■ TO DO:
Which lines of the data below contain "Personen"? Please show them all.

__________

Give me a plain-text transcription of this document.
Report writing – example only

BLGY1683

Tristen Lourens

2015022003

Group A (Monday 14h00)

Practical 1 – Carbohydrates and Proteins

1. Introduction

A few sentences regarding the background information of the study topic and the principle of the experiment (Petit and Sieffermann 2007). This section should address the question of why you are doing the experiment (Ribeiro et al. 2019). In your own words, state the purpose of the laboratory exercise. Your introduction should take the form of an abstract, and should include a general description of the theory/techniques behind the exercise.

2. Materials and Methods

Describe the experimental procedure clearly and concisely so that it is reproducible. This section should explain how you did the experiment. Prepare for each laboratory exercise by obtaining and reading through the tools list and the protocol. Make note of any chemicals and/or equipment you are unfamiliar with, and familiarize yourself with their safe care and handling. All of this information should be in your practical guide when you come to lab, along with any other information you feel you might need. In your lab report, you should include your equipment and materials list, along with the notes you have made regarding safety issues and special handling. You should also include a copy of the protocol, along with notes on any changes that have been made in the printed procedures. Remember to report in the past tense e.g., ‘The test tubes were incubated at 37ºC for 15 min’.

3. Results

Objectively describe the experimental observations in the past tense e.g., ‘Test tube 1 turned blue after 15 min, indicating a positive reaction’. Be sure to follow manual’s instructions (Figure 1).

__________

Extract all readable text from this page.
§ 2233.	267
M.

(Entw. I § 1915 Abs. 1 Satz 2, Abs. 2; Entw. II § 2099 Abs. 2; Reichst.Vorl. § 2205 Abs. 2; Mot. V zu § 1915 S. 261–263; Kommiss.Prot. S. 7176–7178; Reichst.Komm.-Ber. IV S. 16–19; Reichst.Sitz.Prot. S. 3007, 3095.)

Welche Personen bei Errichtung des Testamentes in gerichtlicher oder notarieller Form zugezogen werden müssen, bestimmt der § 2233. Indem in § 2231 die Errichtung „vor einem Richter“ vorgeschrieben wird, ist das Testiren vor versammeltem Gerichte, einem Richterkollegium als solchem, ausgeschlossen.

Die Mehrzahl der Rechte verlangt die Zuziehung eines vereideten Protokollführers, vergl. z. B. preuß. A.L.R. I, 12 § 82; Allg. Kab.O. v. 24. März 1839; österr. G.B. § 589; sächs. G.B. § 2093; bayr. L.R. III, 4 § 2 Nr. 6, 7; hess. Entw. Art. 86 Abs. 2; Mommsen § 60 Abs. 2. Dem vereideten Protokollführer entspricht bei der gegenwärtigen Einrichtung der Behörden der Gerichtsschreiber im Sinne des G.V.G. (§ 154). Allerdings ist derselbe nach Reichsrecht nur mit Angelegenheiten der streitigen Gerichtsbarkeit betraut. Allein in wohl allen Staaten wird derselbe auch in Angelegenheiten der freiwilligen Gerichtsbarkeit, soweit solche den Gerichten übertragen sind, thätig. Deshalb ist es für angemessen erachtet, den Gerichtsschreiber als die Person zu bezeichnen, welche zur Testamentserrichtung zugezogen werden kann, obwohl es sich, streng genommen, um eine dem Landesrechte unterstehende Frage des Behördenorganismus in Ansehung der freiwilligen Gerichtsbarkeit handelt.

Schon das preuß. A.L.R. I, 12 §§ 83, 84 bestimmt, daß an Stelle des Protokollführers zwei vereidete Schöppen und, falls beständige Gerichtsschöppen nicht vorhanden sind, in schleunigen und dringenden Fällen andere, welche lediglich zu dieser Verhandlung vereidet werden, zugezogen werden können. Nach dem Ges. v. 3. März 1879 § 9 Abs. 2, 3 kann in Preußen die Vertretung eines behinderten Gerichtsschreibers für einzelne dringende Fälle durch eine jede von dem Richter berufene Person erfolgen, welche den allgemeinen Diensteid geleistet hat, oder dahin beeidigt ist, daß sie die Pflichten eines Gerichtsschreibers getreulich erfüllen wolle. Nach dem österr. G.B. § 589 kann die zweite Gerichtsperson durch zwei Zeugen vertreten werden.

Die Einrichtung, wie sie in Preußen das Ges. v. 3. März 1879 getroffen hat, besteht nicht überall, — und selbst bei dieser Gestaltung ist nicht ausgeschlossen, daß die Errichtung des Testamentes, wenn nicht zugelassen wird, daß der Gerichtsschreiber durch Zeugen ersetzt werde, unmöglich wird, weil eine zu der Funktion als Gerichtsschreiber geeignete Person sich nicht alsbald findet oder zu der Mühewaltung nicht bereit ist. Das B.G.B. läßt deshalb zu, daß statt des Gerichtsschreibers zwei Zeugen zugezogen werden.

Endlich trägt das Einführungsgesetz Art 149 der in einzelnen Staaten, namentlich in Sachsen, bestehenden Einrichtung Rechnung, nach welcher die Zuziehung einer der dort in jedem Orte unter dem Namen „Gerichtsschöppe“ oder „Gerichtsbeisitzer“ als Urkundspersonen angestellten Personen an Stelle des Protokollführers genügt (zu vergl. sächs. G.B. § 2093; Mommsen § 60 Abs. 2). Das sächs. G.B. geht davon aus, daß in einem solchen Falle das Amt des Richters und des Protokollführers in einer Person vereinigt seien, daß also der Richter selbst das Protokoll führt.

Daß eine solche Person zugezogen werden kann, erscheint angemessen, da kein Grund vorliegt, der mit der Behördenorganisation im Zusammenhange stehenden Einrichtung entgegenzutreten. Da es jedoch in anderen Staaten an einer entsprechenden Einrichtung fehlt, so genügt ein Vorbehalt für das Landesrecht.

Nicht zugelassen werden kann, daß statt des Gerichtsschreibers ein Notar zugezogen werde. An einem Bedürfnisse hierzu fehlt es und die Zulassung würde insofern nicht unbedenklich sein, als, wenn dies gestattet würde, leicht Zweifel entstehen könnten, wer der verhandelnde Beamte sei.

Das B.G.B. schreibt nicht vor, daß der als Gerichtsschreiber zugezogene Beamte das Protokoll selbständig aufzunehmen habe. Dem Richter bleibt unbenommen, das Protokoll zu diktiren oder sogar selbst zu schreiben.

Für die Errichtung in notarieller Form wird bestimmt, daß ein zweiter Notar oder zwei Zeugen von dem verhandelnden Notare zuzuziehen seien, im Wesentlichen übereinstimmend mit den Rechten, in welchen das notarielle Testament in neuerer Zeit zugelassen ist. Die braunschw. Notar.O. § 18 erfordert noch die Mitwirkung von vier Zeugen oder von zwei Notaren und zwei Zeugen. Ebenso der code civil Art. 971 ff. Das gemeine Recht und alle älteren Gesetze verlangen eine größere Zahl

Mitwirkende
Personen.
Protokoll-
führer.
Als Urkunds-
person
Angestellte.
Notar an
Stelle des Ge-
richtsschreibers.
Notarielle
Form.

__________

■ RESULT:
Welche Personen bei Errichtung des Testamentes in gerichtlicher oder notarieller Form zugezogen werden müssen, bestimmt der § 2233. Indem in § 2231 die Errichtung „vor einem Richter“ vorgeschrieben wird, ist das Testiren vor versammeltem Gerichte, einem Richterkollegium als solchem, ausgeschlossen.
Endlich trägt das Einführungsgesetz Art 149 der in einzelnen Staaten, namentlich in Sachsen, bestehenden Einrichtung Rechnung, nach welcher die Zuziehung einer der dort in jedem Orte unter dem Namen „Gerichtsschöppe“ oder „Gerichtsbeisitzer“ als Urkundspersonen angestellten Personen an Stelle des Protokollführers genügt (zu vergl. sächs. G.B. § 2093; Mommsen § 60 Abs. 2). Das sächs. G.B. geht davon aus, daß in einem solchen Falle das Amt des Richters und des Protokollführers in einer Person vereinigt seien, daß also der Richter selbst das Protokoll führt.
Personen.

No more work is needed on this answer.